• **OBJECTIVE**: Restate the whole listing exactly.

[Stored data entries]
◆ ◆ ◆ ◆

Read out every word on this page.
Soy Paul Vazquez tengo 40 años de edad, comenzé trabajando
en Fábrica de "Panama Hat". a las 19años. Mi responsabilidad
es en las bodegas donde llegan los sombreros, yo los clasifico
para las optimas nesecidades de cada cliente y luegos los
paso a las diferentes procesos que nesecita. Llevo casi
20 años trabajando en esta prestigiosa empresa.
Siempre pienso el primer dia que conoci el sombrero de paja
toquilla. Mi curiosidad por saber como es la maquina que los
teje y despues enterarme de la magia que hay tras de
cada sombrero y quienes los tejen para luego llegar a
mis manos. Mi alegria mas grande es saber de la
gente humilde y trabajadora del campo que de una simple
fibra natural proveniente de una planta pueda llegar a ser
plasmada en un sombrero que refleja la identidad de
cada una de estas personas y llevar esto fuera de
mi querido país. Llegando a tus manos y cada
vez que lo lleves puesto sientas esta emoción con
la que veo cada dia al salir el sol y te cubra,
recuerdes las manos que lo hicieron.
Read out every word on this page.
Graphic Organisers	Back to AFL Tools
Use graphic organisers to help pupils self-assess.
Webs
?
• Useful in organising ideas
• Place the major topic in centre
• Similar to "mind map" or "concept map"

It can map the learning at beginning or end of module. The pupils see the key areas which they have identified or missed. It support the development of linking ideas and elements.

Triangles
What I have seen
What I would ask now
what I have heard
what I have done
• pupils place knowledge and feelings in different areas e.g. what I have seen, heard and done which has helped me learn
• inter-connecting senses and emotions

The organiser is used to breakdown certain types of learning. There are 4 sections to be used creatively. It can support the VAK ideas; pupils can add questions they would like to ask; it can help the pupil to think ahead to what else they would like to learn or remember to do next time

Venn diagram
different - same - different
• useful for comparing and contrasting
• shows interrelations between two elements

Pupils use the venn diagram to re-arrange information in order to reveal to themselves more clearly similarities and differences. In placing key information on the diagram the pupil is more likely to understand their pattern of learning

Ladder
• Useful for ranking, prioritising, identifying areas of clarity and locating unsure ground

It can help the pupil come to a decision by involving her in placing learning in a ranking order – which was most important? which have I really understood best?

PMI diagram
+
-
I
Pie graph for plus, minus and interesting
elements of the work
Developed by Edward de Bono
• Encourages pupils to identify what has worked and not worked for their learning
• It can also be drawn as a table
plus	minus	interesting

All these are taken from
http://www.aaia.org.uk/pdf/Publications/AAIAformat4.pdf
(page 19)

◆ ◆ ◆ ◆

• **TASK SOLUTION**:
Read out every word on this page.
Soy Paul Vazquez tengo 40 años de edad, comenzé trabajando
en Fábrica de "Panama Hat". a las 19años. Mi responsabilidad
es en las bodegas donde llegan los sombreros, yo los clasifico
para las optimas nesecidades de cada cliente y luegos los
paso a las diferentes procesos que nesecita. Llevo casi
20 años trabajando en esta prestigiosa empresa.
Siempre pienso el primer dia que conoci el sombrero de paja
toquilla. Mi curiosidad por saber como es la maquina que los
teje y despues enterarme de la magia que hay tras de
cada sombrero y quienes los tejen para luego llegar a
mis manos. Mi alegria mas grande es saber de la
gente humilde y trabajadora del campo que de una simple
fibra natural proveniente de una planta pueda llegar a ser
plasmada en un sombrero que refleja la identidad de
cada una de estas personas y llevar esto fuera de
mi querido país. Llegando a tus manos y cada
vez que lo lleves puesto sientas esta emoción con
la que veo cada dia al salir el sol y te cubra,
recuerdes las manos que lo hicieron.
Read out every word on this page.
Graphic Organisers	Back to AFL Tools
Use graphic organisers to help pupils self-assess.
Webs
?
• Useful in organising ideas
• Place the major topic in centre
• Similar to "mind map" or "concept map"

It can map the learning at beginning or end of module. The pupils see the key areas which they have identified or missed. It support the development of linking ideas and elements.

Triangles
What I have seen
What I would ask now
what I have heard
what I have done
• pupils place knowledge and feelings in different areas e.g. what I have seen, heard and done which has helped me learn
• inter-connecting senses and emotions

The organiser is used to breakdown certain types of learning. There are 4 sections to be used creatively. It can support the VAK ideas; pupils can add questions they would like to ask; it can help the pupil to think ahead to what else they would like to learn or remember to do next time

Venn diagram
different - same - different
• useful for comparing and contrasting
• shows interrelations between two elements

Pupils use the venn diagram to re-arrange information in order to reveal to themselves more clearly similarities and differences. In placing key information on the diagram the pupil is more likely to understand their pattern of learning

Ladder
• Useful for ranking, prioritising, identifying areas of clarity and locating unsure ground

It can help the pupil come to a decision by involving her in placing learning in a ranking order – which was most important? which have I really understood best?

PMI diagram
+
-
I
Pie graph for plus, minus and interesting
elements of the work
Developed by Edward de Bono
• Encourages pupils to identify what has worked and not worked for their learning
• It can also be drawn as a table
plus	minus	interesting

All these are taken from
http://www.aaia.org.uk/pdf/Publications/AAIAformat4.pdf
(page 19)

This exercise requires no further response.